======== Material ========
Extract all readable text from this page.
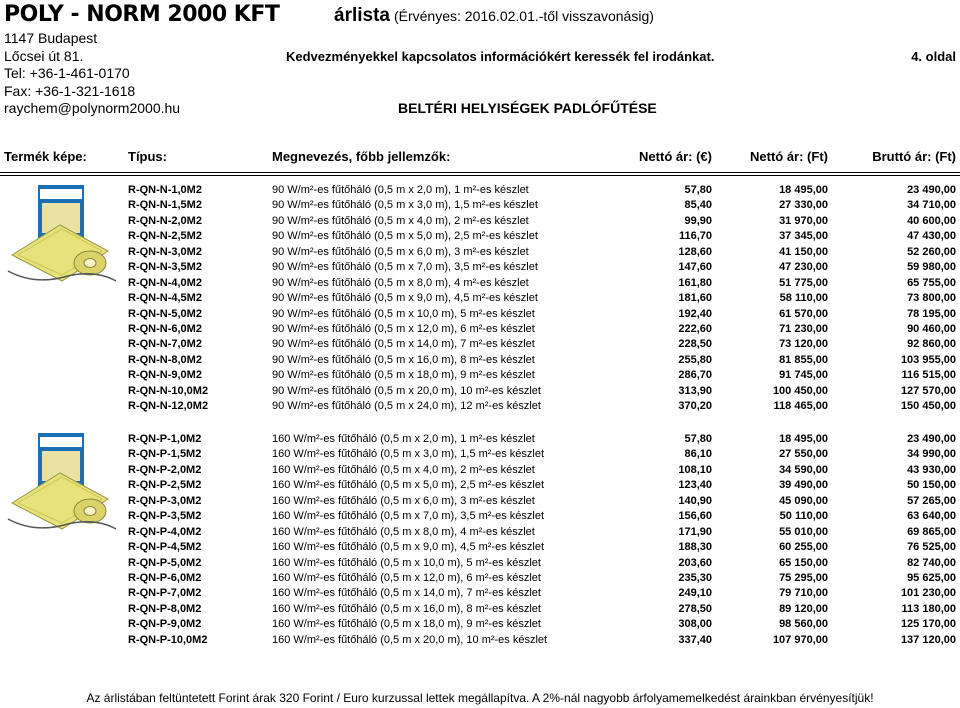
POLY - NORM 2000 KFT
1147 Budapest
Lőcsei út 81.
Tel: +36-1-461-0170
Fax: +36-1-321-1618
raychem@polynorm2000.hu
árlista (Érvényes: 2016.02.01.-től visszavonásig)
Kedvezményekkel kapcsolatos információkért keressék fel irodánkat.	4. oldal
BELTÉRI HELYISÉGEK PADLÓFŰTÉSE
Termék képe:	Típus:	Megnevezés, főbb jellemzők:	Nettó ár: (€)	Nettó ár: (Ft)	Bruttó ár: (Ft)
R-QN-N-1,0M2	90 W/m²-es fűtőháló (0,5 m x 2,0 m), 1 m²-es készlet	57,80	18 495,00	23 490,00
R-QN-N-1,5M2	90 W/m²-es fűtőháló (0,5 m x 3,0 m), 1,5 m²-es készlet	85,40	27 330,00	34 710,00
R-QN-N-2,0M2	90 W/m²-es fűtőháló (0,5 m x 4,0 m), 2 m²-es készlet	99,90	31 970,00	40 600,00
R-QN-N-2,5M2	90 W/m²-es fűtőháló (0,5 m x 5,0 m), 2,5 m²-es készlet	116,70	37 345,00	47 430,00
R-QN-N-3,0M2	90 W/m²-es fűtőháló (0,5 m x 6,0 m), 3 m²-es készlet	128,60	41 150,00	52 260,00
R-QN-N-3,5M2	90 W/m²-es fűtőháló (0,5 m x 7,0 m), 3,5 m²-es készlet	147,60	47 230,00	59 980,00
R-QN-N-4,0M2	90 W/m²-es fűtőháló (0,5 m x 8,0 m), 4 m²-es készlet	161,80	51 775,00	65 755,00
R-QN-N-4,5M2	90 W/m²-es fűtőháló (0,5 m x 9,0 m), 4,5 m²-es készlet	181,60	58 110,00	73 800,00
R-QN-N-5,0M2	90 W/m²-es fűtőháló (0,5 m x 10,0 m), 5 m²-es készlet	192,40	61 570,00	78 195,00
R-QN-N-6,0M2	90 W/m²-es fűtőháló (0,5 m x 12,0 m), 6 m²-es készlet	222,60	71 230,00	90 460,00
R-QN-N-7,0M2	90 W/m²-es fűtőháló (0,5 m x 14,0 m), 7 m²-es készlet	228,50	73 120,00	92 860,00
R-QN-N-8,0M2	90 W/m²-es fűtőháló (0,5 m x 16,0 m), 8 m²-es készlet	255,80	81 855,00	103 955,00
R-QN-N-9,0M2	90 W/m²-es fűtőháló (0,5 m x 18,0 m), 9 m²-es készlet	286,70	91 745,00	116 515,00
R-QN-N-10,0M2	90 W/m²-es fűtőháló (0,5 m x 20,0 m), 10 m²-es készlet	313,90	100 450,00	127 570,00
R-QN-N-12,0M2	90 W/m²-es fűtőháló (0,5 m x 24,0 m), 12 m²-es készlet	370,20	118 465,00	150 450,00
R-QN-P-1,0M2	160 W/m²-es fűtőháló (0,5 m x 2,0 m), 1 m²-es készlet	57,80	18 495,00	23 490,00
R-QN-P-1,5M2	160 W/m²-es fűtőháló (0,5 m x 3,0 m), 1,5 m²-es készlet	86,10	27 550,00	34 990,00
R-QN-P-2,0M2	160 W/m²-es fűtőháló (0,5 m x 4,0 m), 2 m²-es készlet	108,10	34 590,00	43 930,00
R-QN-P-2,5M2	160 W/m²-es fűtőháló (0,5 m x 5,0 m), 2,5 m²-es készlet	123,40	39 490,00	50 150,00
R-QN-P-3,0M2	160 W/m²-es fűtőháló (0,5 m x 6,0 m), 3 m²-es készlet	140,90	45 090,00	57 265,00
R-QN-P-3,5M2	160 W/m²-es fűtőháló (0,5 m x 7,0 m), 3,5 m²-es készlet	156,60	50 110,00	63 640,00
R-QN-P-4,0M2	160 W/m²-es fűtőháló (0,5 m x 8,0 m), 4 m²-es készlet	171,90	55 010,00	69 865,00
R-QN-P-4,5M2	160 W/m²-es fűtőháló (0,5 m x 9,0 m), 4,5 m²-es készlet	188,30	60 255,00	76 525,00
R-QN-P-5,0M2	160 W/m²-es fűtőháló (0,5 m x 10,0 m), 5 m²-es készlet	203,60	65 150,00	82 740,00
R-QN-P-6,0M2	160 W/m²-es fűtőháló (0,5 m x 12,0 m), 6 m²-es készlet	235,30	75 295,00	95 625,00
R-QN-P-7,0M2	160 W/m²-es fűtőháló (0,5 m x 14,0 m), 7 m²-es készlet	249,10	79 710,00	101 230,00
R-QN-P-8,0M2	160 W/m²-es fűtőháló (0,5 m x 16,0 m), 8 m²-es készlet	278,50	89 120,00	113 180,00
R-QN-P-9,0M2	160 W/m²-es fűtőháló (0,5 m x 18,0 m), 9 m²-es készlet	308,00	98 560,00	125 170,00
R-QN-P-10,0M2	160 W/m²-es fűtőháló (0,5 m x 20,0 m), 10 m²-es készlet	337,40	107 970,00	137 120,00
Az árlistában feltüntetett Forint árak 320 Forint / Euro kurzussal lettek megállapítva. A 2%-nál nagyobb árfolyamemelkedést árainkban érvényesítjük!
========
======== Material ========
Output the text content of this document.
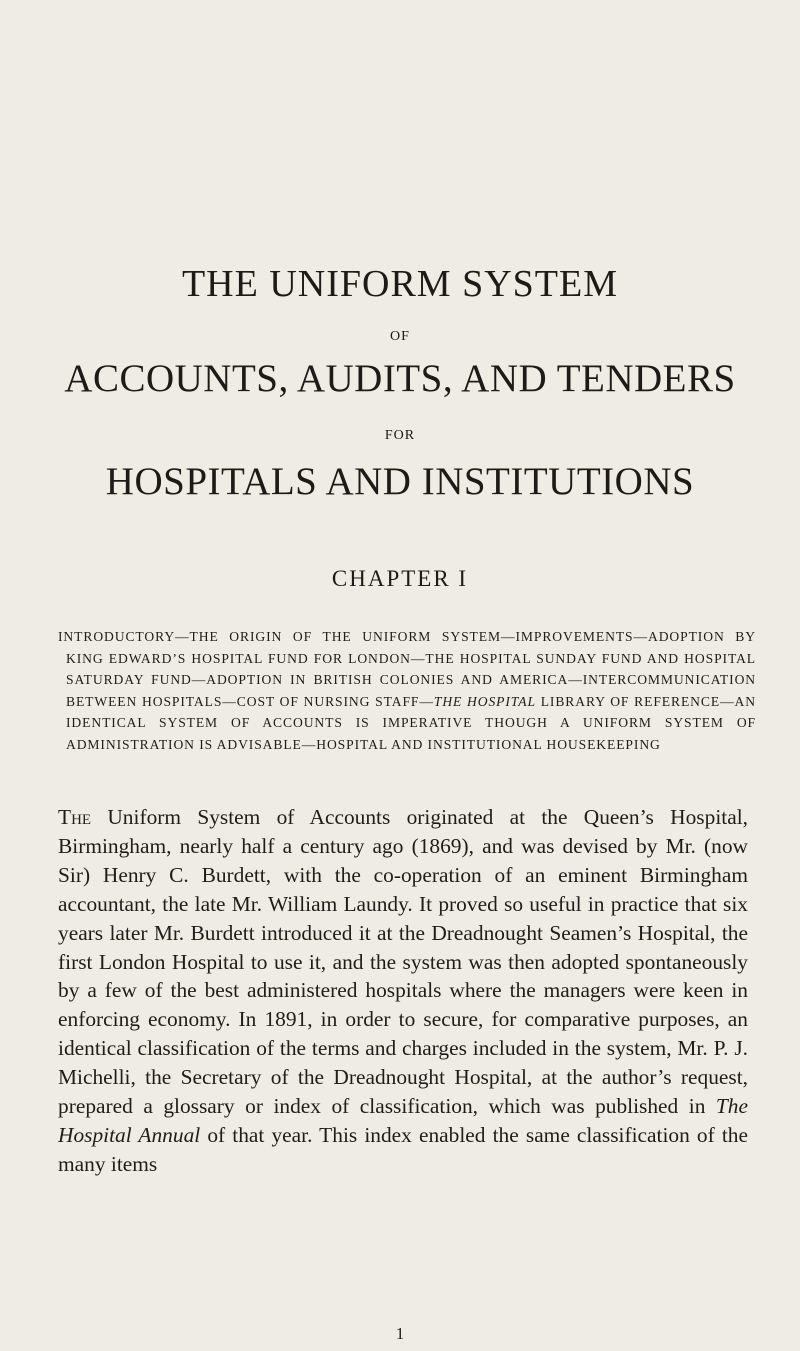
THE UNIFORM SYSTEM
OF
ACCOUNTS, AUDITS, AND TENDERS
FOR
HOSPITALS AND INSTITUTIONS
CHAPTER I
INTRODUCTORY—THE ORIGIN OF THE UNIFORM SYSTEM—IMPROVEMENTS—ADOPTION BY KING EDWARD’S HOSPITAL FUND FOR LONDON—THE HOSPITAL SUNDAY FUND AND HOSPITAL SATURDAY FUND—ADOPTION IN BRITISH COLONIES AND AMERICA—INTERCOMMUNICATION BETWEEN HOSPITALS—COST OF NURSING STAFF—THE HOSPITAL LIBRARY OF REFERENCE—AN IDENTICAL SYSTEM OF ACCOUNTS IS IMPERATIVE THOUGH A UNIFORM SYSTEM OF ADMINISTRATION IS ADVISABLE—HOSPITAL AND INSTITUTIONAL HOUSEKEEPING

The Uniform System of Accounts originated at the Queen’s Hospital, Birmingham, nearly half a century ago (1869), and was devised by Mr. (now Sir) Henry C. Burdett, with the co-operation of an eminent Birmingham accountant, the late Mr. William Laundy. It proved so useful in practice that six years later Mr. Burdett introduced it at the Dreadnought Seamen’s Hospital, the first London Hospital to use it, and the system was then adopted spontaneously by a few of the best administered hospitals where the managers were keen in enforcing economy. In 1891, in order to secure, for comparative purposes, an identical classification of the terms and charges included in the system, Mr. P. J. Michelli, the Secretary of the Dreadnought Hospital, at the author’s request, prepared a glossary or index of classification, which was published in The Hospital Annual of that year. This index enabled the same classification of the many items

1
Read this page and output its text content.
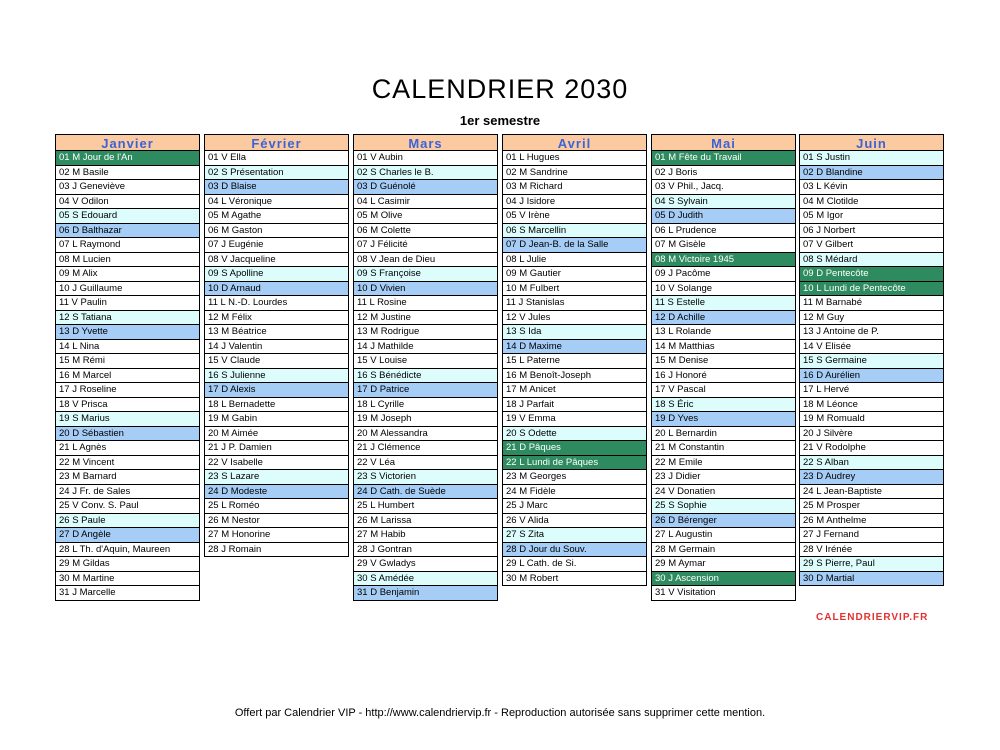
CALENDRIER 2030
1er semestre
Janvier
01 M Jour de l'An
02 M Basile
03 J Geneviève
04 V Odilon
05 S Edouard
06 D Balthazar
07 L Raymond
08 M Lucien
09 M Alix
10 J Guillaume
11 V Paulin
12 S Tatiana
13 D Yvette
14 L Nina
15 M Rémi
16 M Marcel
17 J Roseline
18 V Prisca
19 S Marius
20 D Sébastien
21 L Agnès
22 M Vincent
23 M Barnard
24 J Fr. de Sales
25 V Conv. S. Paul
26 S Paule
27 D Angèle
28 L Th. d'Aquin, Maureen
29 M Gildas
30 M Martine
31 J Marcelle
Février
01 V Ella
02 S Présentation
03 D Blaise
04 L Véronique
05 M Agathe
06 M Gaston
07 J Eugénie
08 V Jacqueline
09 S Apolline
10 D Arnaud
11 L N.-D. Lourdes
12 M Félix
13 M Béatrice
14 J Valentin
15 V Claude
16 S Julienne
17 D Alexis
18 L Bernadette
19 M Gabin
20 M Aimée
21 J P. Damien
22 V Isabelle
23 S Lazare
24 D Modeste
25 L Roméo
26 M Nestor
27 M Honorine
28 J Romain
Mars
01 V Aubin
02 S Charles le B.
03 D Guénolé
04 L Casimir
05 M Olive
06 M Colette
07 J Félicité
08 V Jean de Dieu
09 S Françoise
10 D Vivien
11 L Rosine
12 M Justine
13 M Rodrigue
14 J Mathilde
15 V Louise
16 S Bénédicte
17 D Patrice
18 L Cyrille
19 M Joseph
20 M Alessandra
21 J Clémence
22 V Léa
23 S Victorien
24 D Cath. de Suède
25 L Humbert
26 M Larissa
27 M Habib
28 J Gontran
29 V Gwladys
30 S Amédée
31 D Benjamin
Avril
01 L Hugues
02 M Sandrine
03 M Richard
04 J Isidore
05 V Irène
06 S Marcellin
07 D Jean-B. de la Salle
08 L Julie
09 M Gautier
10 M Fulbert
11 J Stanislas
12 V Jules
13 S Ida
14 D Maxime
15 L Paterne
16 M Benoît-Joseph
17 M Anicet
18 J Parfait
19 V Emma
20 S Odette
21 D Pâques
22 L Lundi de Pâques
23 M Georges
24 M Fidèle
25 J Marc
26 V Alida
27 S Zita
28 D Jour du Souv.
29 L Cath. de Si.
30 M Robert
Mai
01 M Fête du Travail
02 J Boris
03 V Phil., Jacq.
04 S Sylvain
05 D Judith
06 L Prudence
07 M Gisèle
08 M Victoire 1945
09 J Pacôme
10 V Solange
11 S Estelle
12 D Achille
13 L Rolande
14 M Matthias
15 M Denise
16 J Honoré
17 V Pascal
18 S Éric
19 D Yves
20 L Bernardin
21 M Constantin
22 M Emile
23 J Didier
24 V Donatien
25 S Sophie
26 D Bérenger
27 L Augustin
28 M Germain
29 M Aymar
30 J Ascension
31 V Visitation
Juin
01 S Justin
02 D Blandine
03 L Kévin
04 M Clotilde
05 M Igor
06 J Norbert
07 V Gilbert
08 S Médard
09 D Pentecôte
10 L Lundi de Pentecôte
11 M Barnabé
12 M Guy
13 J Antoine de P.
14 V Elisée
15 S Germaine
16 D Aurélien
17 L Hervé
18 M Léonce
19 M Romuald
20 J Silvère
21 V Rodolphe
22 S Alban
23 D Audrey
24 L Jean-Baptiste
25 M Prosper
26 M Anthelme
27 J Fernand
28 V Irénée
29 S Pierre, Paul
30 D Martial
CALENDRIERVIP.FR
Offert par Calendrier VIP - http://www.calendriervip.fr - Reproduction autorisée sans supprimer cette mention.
========
======== Material ========
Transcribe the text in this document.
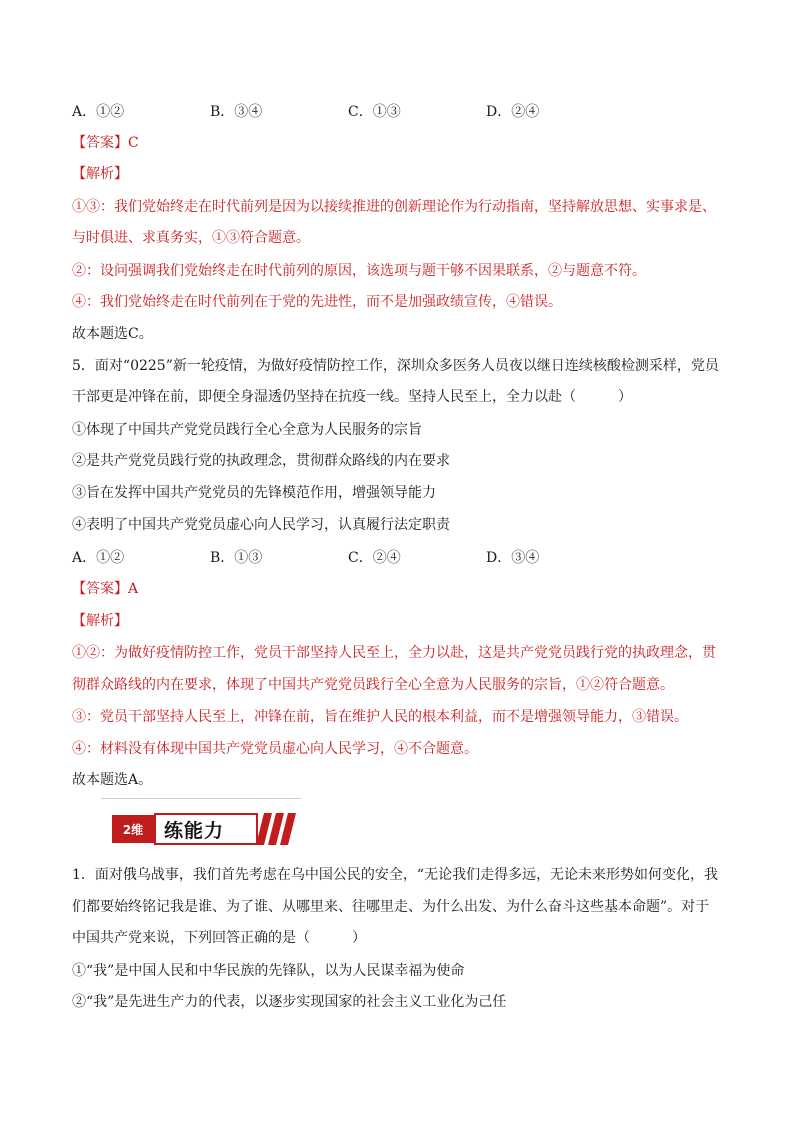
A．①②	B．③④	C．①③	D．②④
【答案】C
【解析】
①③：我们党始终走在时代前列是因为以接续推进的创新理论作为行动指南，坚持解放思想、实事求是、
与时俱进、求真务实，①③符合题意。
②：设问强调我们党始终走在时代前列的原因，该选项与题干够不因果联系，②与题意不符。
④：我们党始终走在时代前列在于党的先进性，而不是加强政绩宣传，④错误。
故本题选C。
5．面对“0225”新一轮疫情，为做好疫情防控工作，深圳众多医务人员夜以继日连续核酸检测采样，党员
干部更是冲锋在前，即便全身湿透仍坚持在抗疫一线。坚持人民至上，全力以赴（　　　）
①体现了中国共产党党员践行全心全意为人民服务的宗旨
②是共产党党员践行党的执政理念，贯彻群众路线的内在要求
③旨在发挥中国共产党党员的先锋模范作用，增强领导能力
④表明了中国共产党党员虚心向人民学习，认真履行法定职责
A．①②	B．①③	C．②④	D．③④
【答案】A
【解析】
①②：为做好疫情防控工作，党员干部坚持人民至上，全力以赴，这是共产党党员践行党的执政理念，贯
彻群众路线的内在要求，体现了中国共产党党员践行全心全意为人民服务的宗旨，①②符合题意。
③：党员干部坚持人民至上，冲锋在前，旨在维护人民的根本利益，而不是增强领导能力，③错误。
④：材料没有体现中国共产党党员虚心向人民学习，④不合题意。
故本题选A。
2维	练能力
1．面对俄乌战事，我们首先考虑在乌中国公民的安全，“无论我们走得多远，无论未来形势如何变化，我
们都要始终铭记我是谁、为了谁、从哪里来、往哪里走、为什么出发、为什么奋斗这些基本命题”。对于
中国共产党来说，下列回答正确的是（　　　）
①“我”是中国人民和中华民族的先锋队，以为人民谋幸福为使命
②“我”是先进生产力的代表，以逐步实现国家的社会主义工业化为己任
========
Written task:
Copy out all lines where the word "党员干部坚持人民至上" appears.

Answer to this task:
①②：为做好疫情防控工作，党员干部坚持人民至上，全力以赴，这是共产党党员践行党的执政理念，贯
③：党员干部坚持人民至上，冲锋在前，旨在维护人民的根本利益，而不是增强领导能力，③错误。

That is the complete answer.